PROBLEM DESCRIPTION:
Search the data below for the string "rumah". Extract every line that contains it.

(Saved entries)

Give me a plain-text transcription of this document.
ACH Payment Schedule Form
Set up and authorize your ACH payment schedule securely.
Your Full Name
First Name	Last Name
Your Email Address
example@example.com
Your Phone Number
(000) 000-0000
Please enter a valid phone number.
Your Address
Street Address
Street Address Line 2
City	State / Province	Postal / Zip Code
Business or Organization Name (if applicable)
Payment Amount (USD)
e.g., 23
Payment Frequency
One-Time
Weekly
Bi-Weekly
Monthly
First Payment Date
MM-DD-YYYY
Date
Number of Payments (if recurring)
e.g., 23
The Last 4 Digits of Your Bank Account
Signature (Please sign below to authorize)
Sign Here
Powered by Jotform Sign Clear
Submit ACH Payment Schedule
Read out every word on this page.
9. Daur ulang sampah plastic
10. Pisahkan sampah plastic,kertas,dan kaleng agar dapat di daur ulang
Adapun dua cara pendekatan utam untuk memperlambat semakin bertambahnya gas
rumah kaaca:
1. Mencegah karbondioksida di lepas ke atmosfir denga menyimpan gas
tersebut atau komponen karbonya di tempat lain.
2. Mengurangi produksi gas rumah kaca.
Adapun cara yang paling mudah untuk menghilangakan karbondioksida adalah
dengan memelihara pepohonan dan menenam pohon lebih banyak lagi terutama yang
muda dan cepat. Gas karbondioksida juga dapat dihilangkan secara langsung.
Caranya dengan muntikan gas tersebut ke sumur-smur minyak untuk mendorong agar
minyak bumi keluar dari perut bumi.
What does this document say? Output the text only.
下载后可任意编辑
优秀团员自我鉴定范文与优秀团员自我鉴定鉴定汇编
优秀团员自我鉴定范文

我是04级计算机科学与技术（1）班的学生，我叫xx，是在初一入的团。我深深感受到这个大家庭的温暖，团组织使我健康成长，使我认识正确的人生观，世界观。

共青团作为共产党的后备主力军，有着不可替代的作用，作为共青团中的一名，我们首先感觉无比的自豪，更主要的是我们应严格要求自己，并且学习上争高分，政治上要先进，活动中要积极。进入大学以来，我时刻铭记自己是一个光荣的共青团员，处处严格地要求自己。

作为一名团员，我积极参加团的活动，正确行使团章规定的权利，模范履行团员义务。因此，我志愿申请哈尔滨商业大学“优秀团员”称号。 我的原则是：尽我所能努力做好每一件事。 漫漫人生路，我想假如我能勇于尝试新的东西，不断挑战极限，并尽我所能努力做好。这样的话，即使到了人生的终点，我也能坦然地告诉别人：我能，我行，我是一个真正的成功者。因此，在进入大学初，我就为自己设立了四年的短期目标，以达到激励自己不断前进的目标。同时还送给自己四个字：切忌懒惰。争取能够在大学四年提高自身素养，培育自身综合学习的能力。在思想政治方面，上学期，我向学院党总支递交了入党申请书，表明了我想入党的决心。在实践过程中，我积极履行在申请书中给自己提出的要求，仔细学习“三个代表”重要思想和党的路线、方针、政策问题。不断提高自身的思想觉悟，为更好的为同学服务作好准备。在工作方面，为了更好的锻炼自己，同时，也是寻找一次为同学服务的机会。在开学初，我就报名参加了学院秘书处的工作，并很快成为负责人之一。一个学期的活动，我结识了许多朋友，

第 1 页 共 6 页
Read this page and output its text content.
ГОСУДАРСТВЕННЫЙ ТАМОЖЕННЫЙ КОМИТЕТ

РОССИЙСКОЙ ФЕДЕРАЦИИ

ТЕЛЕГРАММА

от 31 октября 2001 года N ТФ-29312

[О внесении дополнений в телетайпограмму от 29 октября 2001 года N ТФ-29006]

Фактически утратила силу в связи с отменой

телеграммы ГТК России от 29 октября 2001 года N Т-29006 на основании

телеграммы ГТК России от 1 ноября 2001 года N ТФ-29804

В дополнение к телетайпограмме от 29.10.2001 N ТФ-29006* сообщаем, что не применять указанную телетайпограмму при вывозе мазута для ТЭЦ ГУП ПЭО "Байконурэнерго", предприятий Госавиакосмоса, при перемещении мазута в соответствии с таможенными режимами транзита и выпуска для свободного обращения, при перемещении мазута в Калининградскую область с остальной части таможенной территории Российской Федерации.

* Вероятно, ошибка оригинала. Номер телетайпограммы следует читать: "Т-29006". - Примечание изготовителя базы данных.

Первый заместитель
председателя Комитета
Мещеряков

RIGHT ANSWER:
rumah kaaca:
2. Mengurangi produksi gas rumah kaca.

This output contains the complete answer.